Begin RECORDS PROVIDED
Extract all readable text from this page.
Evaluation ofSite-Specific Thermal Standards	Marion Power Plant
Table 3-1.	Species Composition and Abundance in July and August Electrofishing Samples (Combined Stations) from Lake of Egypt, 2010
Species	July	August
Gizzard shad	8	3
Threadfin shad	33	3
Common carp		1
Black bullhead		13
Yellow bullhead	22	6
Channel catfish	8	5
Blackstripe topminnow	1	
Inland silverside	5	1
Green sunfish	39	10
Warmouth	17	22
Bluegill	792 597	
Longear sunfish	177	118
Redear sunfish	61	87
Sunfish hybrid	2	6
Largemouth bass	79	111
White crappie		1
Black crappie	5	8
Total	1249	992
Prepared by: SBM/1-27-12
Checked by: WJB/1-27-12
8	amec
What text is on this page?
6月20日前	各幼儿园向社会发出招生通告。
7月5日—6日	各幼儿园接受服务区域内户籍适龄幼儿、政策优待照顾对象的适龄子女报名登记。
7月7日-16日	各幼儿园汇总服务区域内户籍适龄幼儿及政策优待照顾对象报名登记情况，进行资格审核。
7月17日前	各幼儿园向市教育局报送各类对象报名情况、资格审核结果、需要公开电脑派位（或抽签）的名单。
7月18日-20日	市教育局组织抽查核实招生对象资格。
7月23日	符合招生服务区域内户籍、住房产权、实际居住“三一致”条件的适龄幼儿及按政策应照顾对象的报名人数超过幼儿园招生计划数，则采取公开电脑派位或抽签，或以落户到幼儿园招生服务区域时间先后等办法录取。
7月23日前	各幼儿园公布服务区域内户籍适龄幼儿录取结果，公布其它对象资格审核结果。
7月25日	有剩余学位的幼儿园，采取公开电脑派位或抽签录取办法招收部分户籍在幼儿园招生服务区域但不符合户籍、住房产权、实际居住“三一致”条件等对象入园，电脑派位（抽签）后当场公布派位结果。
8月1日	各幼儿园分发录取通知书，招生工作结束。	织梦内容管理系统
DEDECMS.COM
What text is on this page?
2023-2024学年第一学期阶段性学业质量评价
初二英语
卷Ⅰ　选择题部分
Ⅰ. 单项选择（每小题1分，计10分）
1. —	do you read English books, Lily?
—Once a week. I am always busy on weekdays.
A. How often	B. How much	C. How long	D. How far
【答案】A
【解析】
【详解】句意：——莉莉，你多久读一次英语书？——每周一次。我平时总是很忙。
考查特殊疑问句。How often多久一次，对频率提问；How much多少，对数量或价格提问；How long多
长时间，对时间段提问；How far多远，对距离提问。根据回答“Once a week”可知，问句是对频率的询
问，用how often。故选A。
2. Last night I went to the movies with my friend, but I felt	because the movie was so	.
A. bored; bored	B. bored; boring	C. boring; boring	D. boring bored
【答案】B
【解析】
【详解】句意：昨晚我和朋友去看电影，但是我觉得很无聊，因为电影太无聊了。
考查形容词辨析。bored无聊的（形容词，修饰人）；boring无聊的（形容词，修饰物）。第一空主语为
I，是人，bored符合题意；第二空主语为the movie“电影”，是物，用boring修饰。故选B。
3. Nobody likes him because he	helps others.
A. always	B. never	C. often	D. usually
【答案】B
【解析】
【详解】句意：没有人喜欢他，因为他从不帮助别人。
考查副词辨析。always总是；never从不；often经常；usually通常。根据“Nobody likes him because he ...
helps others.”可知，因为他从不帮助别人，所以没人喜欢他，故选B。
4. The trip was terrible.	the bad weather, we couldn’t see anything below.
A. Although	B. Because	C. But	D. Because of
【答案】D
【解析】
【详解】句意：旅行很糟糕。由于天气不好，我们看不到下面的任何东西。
End RECORDS PROVIDED
▶ WHAT YOU WILL DO: Return each line among the entries that holds the word "Species".

▶ FULL RESPONSE:
Table 3-1.	Species Composition and Abundance in July and August Electrofishing Samples (Combined Stations) from Lake of Egypt, 2010
Species	July	August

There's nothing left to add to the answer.